Transcribe all of the records word for word, but omit the pictures.
--- Exercise inputs Enclosed Below ---
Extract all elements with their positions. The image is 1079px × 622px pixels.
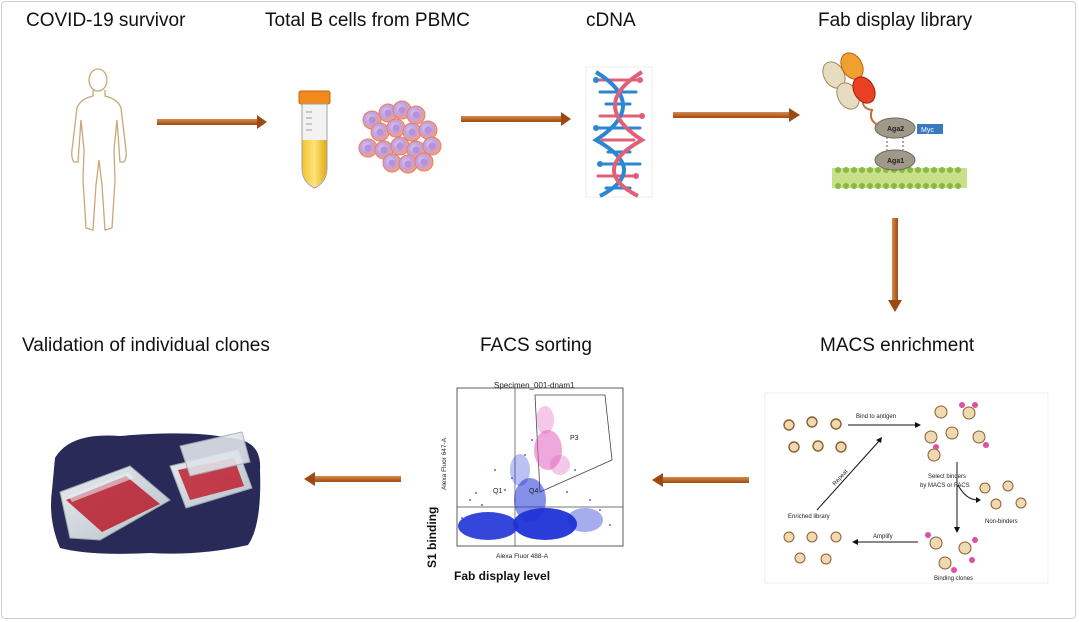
macs-select-label-1: Select binders — [928, 474, 966, 480]
macs-amplify-label: Amplify — [873, 534, 893, 540]
test-tube-icon — [298, 90, 331, 189]
label-validation: Validation of individual clones — [22, 335, 270, 356]
label-macs: MACS enrichment — [820, 335, 975, 356]
facs-dots-blue — [458, 454, 603, 540]
arrow-left-1 — [652, 473, 749, 487]
macs-select-label-2: by MACS or FACS — [920, 483, 970, 489]
enriched-cells — [783, 531, 842, 565]
macs-bind-label: Bind to antigen — [856, 414, 896, 420]
facs-gate-q4: Q4 — [529, 488, 538, 495]
validation-plates-image — [48, 430, 261, 558]
facs-plot — [451, 380, 628, 565]
label-fab-library: Fab display library — [818, 10, 973, 31]
myc-label: Myc — [921, 127, 934, 134]
facs-gate-p3: P3 — [570, 435, 579, 442]
library-cells — [783, 416, 847, 453]
b-cells-cluster — [358, 100, 442, 174]
arrow-left-2 — [304, 472, 401, 486]
aga2-label: Aga2 — [887, 126, 904, 133]
binding-cells — [924, 402, 989, 462]
fab-display-icon — [822, 52, 967, 189]
macs-binding-clones-label: Binding clones — [934, 576, 973, 582]
macs-diagram — [764, 392, 1049, 584]
arrow-1 — [157, 115, 267, 129]
macs-enriched-label: Enriched library — [788, 514, 830, 520]
dna-helix-icon — [585, 66, 653, 198]
facs-x-axis-label: Fab display level — [454, 569, 550, 583]
facs-y-axis-label: S1 binding — [425, 507, 439, 568]
facs-y-channel: Alexa Fluor 647-A — [441, 437, 448, 490]
membrane — [832, 167, 967, 189]
facs-gate-q1: Q1 — [493, 488, 502, 495]
macs-non-binders-label: Non-binders — [985, 519, 1018, 525]
aga1-label: Aga1 — [887, 158, 904, 165]
facs-dots-pink — [534, 406, 570, 475]
arrow-3 — [673, 108, 800, 122]
label-facs: FACS sorting — [480, 335, 592, 356]
arrow-2 — [461, 112, 571, 126]
label-survivor: COVID-19 survivor — [26, 10, 186, 31]
label-bcells: Total B cells from PBMC — [265, 10, 470, 31]
non-binder-cells — [979, 480, 1027, 510]
facs-title: Specimen_001-dnam1 — [494, 381, 575, 390]
arrow-down — [888, 218, 902, 312]
label-cdna: cDNA — [586, 10, 636, 31]
human-icon — [71, 68, 127, 231]
facs-x-channel: Alexa Fluor 488-A — [496, 553, 549, 560]
bound-clones — [925, 532, 978, 573]
facs-scatter-specks — [461, 439, 611, 526]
--- End of Enclosed Exercise inputs ---
- [Solution for this task]:
Extract all elements with their positions. The image is 1079px × 622px pixels.
macs-select-label-1: Select binders — [928, 474, 966, 480]
macs-amplify-label: Amplify — [873, 534, 893, 540]
test-tube-icon — [298, 90, 331, 189]
label-validation: Validation of individual clones — [22, 335, 270, 356]
label-macs: MACS enrichment — [820, 335, 975, 356]
facs-dots-blue — [458, 454, 603, 540]
arrow-left-1 — [652, 473, 749, 487]
macs-select-label-2: by MACS or FACS — [920, 483, 970, 489]
enriched-cells — [783, 531, 842, 565]
macs-bind-label: Bind to antigen — [856, 414, 896, 420]
facs-gate-q4: Q4 — [529, 488, 538, 495]
validation-plates-image — [48, 430, 261, 558]
facs-plot — [451, 380, 628, 565]
label-fab-library: Fab display library — [818, 10, 973, 31]
myc-label: Myc — [921, 127, 934, 134]
facs-gate-p3: P3 — [570, 435, 579, 442]
library-cells — [783, 416, 847, 453]
b-cells-cluster — [358, 100, 442, 174]
arrow-left-2 — [304, 472, 401, 486]
aga2-label: Aga2 — [887, 126, 904, 133]
binding-cells — [924, 402, 989, 462]
fab-display-icon — [822, 52, 967, 189]
macs-binding-clones-label: Binding clones — [934, 576, 973, 582]
macs-diagram — [764, 392, 1049, 584]
arrow-1 — [157, 115, 267, 129]
macs-enriched-label: Enriched library — [788, 514, 830, 520]
dna-helix-icon — [585, 66, 653, 198]
facs-x-axis-label: Fab display level — [454, 569, 550, 583]
facs-y-axis-label: S1 binding — [425, 507, 439, 568]
facs-y-channel: Alexa Fluor 647-A — [441, 437, 448, 490]
membrane — [832, 167, 967, 189]
facs-gate-q1: Q1 — [493, 488, 502, 495]
macs-non-binders-label: Non-binders — [985, 519, 1018, 525]
aga1-label: Aga1 — [887, 158, 904, 165]
facs-dots-pink — [534, 406, 570, 475]
arrow-3 — [673, 108, 800, 122]
label-facs: FACS sorting — [480, 335, 592, 356]
arrow-2 — [461, 112, 571, 126]
label-survivor: COVID-19 survivor — [26, 10, 186, 31]
label-bcells: Total B cells from PBMC — [265, 10, 470, 31]
non-binder-cells — [979, 480, 1027, 510]
facs-title: Specimen_001-dnam1 — [494, 381, 575, 390]
arrow-down — [888, 218, 902, 312]
label-cdna: cDNA — [586, 10, 636, 31]
human-icon — [71, 68, 127, 231]
facs-x-channel: Alexa Fluor 488-A — [496, 553, 549, 560]
bound-clones — [925, 532, 978, 573]
facs-scatter-specks — [461, 439, 611, 526]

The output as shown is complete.